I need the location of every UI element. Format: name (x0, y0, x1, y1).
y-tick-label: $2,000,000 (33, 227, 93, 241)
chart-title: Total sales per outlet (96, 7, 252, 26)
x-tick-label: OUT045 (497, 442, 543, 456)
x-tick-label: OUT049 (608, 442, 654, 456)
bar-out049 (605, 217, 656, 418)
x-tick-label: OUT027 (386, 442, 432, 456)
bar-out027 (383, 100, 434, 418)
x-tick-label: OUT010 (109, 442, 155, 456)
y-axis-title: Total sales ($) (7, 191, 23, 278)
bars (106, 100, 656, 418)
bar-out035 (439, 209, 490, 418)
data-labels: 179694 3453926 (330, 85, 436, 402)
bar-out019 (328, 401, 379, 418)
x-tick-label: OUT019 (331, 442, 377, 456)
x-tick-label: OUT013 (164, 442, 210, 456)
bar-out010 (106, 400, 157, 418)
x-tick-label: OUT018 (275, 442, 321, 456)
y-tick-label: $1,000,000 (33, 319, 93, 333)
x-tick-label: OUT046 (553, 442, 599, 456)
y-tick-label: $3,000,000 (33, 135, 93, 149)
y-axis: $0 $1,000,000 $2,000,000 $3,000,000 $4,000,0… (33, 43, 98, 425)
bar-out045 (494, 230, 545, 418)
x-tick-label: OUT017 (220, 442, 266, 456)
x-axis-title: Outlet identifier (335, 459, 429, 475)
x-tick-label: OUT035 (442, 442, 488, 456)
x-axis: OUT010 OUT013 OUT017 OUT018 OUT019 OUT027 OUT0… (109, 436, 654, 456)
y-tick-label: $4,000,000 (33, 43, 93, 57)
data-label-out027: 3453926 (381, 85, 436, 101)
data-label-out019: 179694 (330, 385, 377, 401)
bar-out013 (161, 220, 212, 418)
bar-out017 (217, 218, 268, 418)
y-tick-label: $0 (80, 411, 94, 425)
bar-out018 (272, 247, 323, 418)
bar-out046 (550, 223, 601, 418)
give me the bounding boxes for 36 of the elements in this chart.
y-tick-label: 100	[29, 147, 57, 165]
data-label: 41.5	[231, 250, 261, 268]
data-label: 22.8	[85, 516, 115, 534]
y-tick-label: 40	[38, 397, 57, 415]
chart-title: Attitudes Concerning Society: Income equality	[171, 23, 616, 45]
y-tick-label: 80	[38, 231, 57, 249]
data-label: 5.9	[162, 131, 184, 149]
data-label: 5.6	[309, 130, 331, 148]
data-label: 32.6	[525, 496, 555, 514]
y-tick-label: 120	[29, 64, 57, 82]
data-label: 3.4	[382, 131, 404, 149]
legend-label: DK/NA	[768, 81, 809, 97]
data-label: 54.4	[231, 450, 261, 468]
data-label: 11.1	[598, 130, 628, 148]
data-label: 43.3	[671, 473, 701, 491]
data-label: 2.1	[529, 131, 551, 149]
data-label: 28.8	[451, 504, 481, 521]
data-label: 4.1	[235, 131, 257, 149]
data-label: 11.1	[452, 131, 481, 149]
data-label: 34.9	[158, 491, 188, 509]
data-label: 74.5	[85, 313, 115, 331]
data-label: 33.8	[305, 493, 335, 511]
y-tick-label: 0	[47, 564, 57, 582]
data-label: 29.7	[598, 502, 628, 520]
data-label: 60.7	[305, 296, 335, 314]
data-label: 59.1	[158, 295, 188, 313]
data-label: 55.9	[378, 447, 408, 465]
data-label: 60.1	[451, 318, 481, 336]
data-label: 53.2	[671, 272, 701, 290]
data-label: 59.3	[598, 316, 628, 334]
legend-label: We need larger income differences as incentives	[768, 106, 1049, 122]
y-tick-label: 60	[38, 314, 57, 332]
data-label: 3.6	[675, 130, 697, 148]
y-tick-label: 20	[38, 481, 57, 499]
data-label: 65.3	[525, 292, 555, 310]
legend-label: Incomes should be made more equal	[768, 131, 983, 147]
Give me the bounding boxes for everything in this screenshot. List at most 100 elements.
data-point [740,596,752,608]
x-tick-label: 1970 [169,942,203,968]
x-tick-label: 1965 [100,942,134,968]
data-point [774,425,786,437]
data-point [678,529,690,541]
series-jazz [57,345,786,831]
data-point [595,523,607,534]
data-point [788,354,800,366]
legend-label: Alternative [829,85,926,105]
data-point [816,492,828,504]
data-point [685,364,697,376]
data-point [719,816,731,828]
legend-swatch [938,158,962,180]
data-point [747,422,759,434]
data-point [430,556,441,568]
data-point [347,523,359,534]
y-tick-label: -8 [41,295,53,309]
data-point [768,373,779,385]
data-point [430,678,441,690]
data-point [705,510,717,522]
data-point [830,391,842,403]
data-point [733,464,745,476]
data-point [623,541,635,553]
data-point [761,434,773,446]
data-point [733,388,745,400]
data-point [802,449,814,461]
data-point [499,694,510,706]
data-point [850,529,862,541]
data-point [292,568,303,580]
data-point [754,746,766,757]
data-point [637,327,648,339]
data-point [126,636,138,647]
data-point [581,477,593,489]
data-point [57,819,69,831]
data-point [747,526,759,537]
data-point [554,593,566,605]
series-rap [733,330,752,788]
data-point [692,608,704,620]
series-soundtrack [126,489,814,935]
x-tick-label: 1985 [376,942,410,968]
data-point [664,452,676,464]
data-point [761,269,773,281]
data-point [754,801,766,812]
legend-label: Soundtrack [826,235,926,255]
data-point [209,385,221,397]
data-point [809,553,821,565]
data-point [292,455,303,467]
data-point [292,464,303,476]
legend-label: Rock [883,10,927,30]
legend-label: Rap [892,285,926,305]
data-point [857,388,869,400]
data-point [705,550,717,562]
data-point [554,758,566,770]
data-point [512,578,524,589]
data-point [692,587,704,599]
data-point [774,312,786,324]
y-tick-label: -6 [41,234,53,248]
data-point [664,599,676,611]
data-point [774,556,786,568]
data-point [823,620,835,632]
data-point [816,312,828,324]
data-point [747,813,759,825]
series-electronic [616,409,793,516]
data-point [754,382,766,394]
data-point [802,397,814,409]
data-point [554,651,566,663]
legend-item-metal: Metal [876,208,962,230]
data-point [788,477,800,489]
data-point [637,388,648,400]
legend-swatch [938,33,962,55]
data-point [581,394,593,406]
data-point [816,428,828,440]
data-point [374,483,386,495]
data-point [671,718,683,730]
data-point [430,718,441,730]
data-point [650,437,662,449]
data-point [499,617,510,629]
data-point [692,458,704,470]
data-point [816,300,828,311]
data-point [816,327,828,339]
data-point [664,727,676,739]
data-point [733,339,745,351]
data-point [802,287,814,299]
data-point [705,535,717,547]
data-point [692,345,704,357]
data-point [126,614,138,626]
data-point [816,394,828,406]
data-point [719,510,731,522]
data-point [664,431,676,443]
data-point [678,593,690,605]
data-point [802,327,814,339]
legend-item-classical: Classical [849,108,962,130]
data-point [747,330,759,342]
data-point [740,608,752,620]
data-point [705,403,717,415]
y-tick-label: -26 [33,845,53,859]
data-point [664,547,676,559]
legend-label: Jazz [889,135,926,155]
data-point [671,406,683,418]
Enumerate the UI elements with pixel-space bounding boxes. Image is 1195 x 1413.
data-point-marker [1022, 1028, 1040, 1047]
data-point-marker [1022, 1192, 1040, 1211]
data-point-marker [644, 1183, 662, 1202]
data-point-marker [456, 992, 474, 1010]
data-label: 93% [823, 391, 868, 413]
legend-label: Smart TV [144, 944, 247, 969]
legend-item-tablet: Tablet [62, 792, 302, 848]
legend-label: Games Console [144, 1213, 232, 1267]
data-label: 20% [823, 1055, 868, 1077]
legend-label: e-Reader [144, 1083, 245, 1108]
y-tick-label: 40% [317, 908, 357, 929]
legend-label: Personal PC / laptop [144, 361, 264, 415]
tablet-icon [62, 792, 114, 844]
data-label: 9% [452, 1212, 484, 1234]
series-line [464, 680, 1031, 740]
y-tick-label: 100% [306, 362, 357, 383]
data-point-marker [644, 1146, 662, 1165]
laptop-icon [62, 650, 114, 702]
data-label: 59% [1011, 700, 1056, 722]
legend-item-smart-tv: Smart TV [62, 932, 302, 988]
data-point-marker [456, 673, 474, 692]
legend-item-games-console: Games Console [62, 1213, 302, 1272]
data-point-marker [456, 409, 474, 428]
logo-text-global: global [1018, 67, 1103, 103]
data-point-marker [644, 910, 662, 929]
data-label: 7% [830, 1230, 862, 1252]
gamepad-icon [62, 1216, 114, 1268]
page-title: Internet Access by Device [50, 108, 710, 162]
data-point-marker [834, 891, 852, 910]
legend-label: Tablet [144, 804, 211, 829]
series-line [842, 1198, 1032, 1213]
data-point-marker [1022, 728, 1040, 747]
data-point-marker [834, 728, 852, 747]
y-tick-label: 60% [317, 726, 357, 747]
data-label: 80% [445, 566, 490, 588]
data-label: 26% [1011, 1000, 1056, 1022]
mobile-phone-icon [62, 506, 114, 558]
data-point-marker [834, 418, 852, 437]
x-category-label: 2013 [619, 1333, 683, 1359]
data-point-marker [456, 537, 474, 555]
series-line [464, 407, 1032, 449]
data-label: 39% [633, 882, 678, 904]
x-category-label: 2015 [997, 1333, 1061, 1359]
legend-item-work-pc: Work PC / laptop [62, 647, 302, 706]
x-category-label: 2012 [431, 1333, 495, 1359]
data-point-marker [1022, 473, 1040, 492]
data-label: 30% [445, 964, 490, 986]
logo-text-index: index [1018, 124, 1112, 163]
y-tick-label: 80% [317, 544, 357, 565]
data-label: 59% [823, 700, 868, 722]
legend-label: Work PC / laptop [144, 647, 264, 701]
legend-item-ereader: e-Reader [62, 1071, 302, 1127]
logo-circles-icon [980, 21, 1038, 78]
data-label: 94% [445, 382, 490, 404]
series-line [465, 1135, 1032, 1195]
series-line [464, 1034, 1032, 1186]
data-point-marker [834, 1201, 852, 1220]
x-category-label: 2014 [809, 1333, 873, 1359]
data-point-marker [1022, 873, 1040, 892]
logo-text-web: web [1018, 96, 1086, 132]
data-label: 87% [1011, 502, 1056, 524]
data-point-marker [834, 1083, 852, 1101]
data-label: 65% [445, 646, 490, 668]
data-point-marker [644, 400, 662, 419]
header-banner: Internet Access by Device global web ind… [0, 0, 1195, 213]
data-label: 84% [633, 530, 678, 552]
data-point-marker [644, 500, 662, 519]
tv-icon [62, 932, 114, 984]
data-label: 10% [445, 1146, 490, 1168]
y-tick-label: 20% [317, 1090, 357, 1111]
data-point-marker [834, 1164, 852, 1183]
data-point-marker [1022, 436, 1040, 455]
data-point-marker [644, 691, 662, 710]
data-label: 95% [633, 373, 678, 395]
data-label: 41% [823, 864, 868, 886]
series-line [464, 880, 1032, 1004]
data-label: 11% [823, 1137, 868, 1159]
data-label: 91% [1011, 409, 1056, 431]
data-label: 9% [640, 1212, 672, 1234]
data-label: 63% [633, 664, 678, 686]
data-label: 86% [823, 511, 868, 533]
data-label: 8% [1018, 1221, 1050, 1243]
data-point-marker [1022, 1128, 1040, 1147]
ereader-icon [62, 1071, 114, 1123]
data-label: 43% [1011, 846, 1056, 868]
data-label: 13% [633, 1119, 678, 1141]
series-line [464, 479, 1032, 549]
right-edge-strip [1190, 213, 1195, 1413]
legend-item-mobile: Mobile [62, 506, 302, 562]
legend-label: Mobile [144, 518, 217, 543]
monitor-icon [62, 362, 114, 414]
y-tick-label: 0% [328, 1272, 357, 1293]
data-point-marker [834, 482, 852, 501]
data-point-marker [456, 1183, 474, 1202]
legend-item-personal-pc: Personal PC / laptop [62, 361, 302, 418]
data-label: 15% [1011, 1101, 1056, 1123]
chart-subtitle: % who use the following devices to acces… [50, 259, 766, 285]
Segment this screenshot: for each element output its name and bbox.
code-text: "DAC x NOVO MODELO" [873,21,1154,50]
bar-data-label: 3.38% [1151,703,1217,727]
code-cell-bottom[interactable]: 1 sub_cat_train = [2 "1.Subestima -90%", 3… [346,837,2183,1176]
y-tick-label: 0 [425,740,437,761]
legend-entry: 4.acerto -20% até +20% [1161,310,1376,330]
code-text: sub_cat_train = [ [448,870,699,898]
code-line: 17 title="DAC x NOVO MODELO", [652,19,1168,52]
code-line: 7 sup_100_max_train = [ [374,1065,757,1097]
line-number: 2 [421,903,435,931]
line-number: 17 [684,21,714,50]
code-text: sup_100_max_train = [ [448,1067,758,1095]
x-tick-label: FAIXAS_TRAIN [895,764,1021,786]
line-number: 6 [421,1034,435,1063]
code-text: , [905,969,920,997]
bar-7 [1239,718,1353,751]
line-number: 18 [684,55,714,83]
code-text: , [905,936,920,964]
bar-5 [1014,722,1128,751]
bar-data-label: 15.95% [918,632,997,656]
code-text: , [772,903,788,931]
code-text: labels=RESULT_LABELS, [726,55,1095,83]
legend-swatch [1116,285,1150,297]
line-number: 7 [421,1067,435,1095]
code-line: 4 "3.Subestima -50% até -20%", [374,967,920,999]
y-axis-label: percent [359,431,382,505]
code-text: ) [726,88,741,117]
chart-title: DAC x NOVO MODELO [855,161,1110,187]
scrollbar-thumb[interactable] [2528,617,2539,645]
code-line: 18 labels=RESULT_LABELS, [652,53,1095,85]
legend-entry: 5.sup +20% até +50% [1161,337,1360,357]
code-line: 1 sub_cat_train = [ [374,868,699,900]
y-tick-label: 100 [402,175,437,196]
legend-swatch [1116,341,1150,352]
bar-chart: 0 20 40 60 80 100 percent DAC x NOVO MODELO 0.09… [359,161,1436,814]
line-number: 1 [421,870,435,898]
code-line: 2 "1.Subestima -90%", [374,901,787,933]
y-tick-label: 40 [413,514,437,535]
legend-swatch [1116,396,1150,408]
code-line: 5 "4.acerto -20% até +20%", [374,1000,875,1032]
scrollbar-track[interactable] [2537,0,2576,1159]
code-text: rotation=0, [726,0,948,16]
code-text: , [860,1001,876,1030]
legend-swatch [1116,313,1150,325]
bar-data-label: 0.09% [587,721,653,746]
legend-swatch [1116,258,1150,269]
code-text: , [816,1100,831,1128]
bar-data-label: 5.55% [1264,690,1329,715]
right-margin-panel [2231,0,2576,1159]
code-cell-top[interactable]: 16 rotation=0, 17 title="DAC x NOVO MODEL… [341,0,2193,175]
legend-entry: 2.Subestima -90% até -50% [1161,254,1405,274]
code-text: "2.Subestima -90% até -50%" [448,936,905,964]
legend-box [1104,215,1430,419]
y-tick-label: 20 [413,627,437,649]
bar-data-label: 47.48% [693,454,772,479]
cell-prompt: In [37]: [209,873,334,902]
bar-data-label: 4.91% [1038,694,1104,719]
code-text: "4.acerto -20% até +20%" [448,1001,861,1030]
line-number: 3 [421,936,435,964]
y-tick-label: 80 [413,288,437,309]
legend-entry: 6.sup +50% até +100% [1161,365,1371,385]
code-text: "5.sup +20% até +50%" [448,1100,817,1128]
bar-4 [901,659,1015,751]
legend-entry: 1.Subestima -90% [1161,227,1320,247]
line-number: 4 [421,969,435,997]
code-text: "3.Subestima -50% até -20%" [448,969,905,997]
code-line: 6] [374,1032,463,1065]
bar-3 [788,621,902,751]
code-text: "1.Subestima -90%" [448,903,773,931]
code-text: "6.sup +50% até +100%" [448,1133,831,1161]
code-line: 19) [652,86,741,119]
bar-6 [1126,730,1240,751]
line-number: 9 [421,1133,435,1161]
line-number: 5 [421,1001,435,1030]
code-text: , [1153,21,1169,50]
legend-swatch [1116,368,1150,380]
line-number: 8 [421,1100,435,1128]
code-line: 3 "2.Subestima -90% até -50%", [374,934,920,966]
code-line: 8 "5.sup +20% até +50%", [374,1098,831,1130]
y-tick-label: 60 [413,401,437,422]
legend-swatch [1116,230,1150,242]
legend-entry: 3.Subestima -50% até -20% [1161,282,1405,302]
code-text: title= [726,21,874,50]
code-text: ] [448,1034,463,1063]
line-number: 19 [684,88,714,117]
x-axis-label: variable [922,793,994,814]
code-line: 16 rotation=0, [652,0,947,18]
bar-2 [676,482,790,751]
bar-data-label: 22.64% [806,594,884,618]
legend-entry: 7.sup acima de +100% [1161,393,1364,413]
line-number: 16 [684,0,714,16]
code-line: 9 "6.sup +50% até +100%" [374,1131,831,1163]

Your task: Reproduce the lines verbatim, beginning with the first line of the records and ending with the line that contains "bar-out049 (605, 217, 656, 418)".

Exercise answer:
I need the location of every UI element. Format: name (x0, y0, x1, y1).
y-tick-label: $2,000,000 (33, 227, 93, 241)
chart-title: Total sales per outlet (96, 7, 252, 26)
x-tick-label: OUT045 (497, 442, 543, 456)
x-tick-label: OUT049 (608, 442, 654, 456)
bar-out049 (605, 217, 656, 418)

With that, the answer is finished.